- _What the exercise asks_
Write out everything from the line containing "List 13 of the" down to the line containing "y-tick-label: 1500 xyxy=(96,402,160,431)" as a numbered list, both lines included and blank lines skipped. Leave any pictures out of your answer.

- _Provided information_
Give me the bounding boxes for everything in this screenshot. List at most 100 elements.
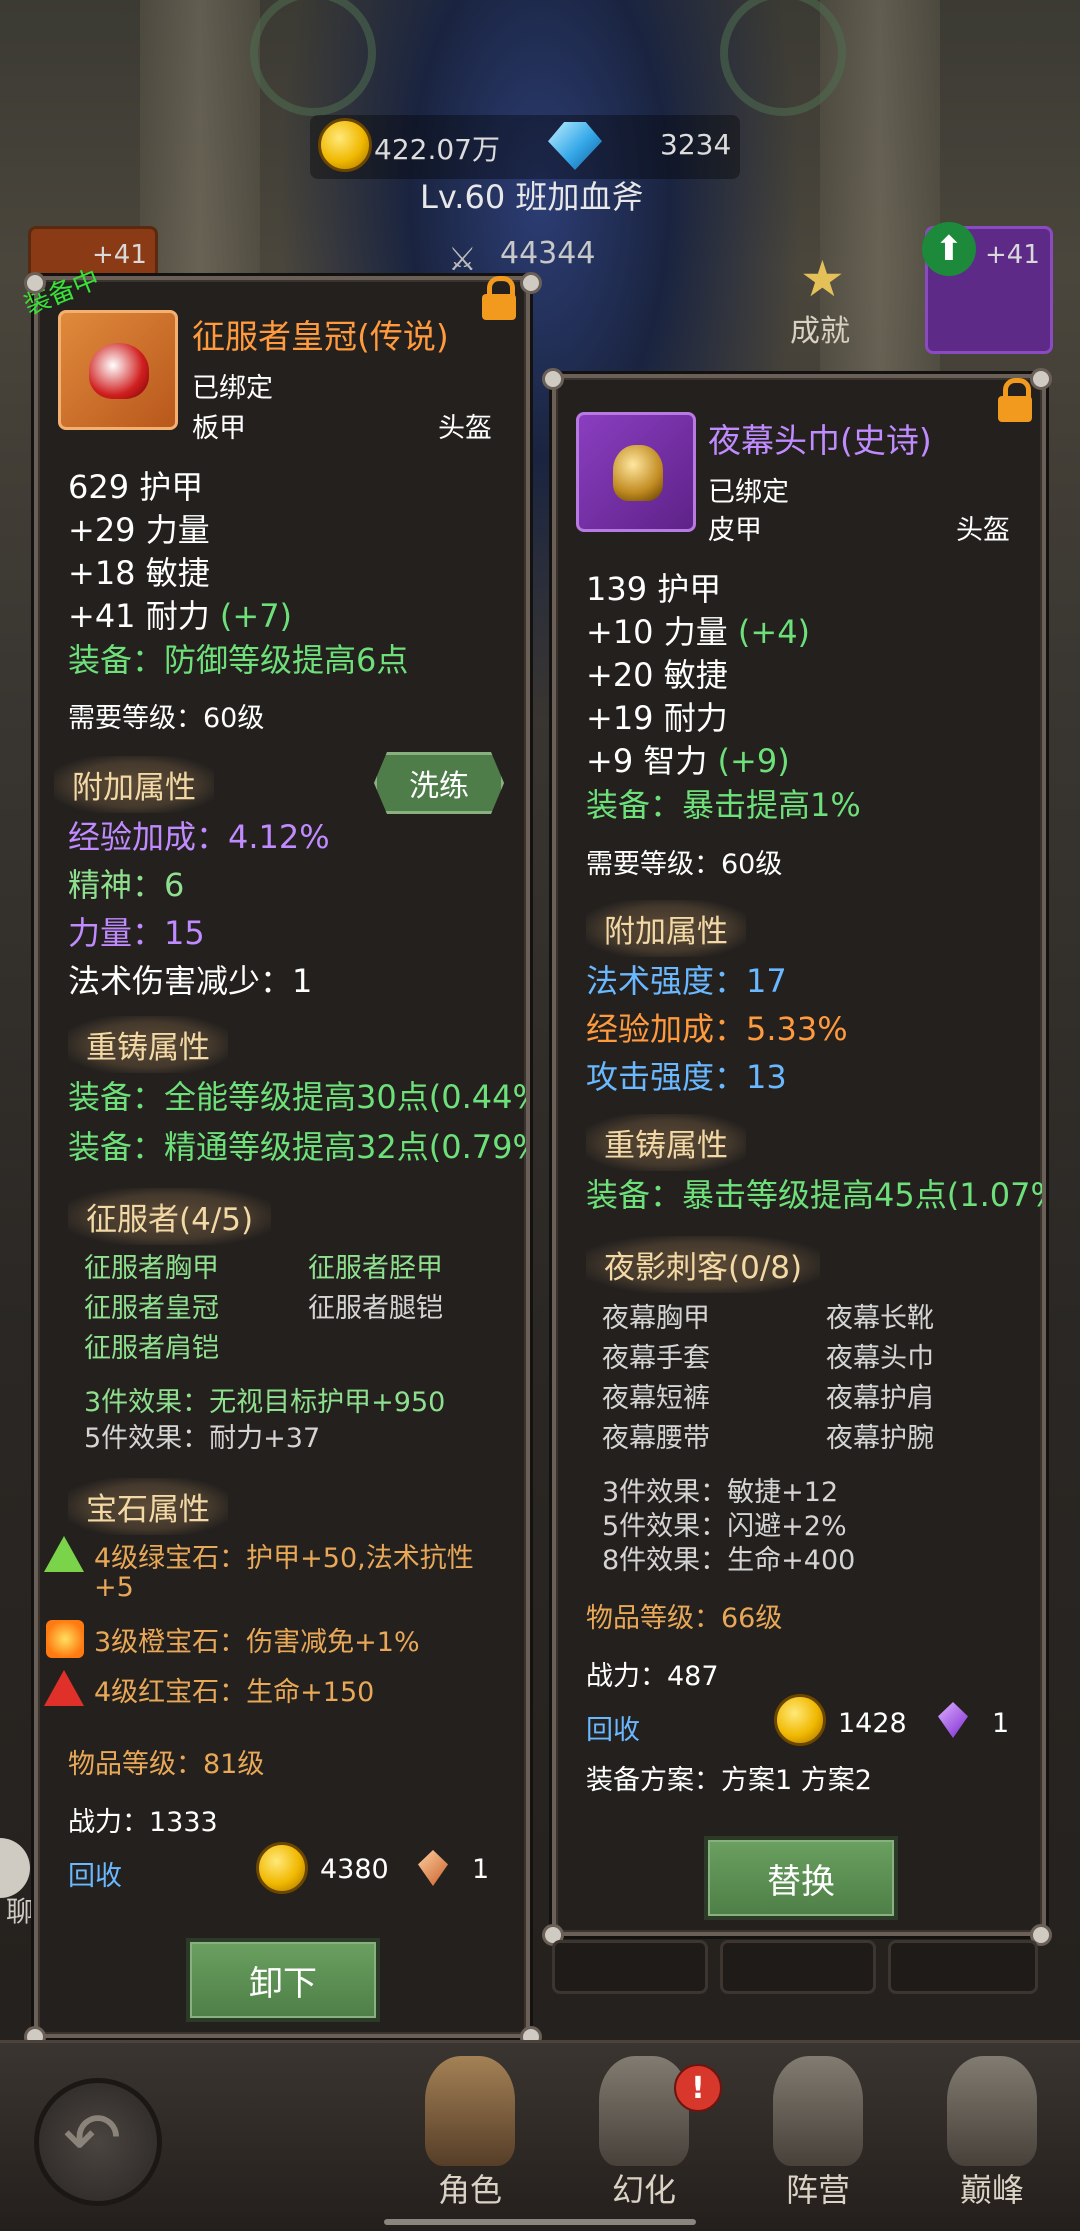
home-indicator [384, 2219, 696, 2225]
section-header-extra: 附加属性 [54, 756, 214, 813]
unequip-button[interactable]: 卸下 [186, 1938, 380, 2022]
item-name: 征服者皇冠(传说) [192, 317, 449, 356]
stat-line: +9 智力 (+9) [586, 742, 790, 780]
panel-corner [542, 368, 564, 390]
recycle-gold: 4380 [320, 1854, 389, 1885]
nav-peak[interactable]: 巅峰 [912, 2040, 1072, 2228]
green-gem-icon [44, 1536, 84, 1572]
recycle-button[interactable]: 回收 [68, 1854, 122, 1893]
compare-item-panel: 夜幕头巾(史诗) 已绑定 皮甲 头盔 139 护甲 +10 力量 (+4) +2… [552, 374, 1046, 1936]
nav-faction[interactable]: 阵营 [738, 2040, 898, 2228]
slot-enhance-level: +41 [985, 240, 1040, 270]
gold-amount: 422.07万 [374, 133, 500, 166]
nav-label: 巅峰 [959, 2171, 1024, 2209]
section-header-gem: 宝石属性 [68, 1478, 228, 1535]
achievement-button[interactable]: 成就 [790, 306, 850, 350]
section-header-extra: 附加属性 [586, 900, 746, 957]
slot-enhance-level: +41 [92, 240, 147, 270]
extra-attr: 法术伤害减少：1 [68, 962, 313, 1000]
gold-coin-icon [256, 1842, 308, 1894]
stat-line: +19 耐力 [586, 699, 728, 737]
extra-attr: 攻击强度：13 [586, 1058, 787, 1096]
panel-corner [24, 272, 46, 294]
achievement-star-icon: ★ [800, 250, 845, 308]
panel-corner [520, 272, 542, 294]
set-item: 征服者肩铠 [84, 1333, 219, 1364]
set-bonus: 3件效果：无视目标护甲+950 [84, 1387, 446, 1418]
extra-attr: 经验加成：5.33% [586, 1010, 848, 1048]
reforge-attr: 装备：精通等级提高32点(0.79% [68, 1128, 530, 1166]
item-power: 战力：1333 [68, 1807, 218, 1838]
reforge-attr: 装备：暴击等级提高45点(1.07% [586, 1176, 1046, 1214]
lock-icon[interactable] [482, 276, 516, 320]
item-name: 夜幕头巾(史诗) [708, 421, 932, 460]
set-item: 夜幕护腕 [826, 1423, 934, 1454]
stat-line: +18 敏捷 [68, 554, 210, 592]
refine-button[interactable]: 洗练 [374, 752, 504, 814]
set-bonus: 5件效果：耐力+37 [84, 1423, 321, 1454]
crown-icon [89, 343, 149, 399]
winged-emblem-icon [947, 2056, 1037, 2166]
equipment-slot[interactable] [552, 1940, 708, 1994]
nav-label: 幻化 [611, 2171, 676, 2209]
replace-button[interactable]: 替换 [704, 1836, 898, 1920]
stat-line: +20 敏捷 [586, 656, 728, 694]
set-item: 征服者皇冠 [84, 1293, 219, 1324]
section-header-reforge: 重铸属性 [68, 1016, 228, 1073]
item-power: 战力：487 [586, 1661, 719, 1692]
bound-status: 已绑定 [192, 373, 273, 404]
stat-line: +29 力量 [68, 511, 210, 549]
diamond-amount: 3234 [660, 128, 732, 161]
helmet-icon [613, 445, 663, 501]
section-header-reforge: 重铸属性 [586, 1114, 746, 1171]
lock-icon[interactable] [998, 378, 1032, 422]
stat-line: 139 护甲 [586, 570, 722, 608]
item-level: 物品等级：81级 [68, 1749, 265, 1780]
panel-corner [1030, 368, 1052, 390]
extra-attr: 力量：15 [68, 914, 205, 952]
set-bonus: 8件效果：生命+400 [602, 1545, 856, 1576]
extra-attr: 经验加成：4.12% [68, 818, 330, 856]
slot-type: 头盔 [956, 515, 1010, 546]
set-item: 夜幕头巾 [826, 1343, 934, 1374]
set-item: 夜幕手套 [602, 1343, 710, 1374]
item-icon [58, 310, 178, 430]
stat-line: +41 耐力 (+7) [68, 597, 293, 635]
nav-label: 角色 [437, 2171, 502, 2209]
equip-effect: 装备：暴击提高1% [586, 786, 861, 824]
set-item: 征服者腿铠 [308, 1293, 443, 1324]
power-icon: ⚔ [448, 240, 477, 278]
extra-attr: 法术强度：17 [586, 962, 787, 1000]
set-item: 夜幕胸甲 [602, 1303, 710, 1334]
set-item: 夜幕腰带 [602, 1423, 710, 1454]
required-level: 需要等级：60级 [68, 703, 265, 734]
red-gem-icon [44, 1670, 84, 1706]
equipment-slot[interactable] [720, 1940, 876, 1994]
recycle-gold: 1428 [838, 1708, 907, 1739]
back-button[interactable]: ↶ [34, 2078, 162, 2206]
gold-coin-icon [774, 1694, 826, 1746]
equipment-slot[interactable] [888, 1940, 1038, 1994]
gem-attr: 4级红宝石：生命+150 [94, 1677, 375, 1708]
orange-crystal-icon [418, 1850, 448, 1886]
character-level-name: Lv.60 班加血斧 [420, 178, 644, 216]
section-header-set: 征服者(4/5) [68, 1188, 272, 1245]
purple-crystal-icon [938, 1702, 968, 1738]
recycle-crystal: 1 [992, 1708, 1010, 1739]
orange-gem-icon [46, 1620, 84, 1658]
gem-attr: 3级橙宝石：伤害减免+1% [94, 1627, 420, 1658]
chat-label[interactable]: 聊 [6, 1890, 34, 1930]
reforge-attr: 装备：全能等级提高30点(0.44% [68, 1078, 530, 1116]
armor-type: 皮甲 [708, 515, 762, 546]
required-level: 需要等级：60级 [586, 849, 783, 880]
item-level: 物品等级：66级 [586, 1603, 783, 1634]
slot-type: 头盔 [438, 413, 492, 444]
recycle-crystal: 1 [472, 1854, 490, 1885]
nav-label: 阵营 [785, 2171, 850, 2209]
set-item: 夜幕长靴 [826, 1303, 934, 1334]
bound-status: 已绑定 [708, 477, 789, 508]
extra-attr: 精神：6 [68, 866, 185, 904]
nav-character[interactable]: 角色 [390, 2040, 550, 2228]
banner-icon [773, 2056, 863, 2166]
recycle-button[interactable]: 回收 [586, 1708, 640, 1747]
---
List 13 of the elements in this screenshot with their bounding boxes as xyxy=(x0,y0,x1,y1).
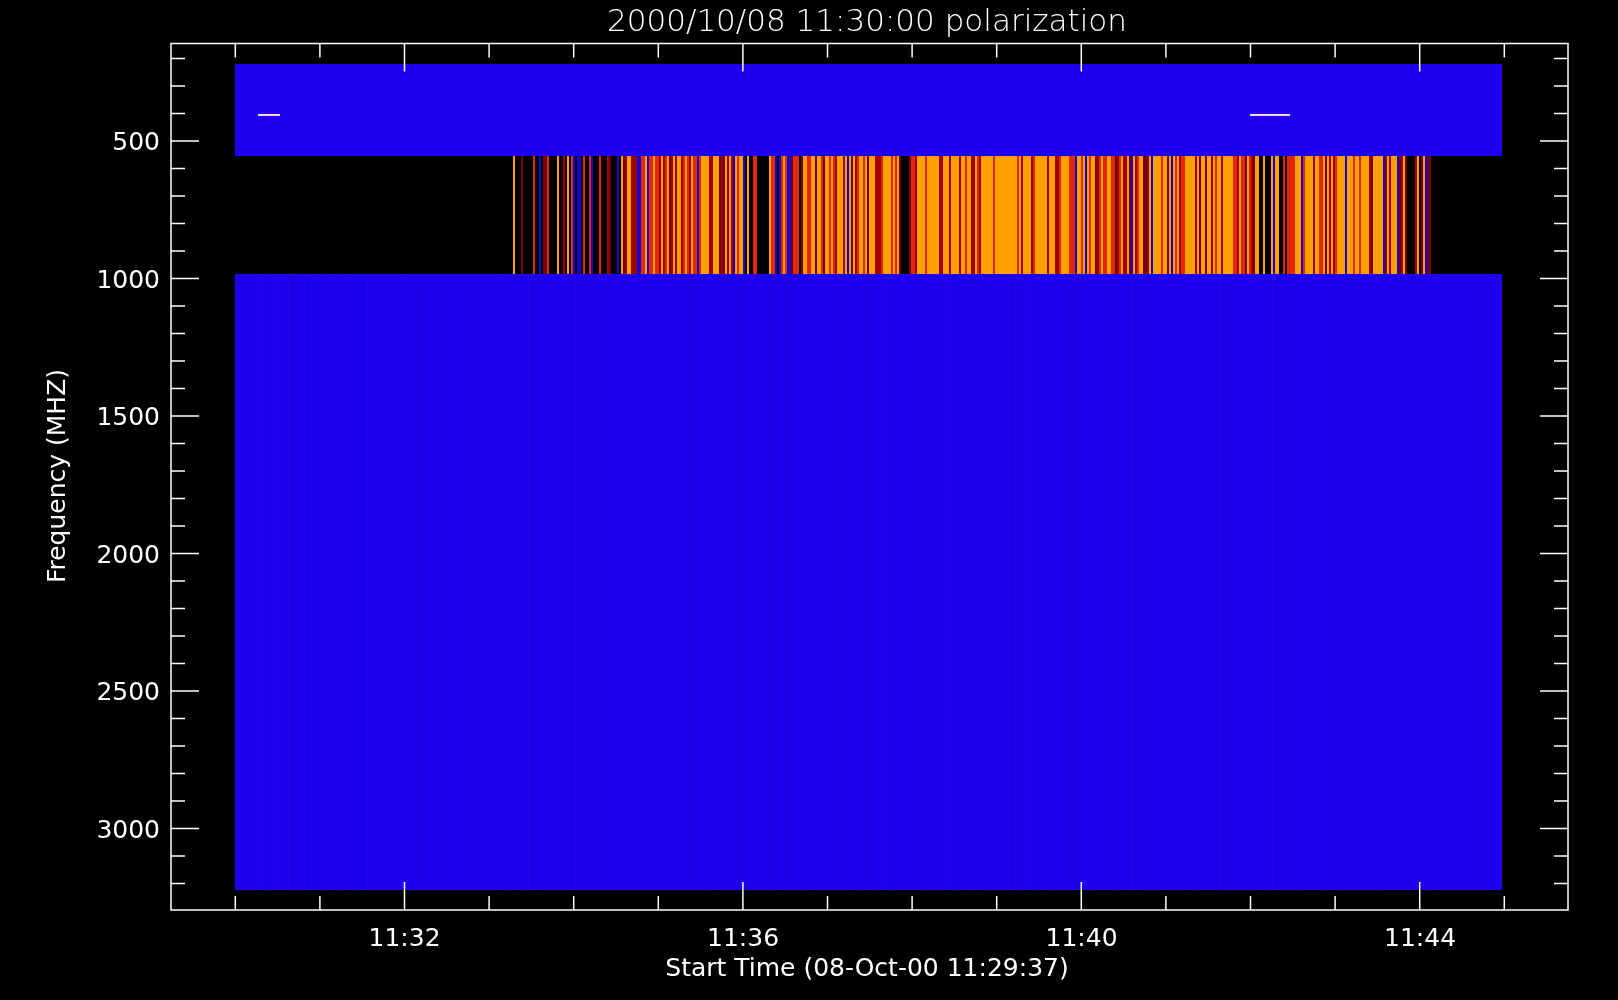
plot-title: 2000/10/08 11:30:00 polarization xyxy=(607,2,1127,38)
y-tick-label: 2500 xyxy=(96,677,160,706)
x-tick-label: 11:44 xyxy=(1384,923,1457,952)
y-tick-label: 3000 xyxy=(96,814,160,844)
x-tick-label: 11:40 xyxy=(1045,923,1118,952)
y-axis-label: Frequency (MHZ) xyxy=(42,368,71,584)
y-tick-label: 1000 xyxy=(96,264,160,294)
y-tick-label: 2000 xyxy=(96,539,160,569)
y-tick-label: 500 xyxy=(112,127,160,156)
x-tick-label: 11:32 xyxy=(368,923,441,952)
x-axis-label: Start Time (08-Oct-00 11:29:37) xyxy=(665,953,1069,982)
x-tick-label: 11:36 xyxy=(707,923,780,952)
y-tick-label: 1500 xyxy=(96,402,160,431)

- _Correct result_
1. List 13 of the elements in this screenshot with their bounding boxes as xyxy=(x0,y0,x1,y1).
2. plot-title: 2000/10/08 11:30:00 polarization xyxy=(607,2,1127,38)
3. y-tick-label: 2500 xyxy=(96,677,160,706)
4. x-tick-label: 11:44 xyxy=(1384,923,1457,952)
5. y-tick-label: 3000 xyxy=(96,814,160,844)
6. x-tick-label: 11:40 xyxy=(1045,923,1118,952)
7. y-axis-label: Frequency (MHZ) xyxy=(42,368,71,584)
8. y-tick-label: 1000 xyxy=(96,264,160,294)
9. y-tick-label: 2000 xyxy=(96,539,160,569)
10. y-tick-label: 500 xyxy=(112,127,160,156)
11. x-tick-label: 11:32 xyxy=(368,923,441,952)
12. x-axis-label: Start Time (08-Oct-00 11:29:37) xyxy=(665,953,1069,982)
13. x-tick-label: 11:36 xyxy=(707,923,780,952)
14. y-tick-label: 1500 xyxy=(96,402,160,431)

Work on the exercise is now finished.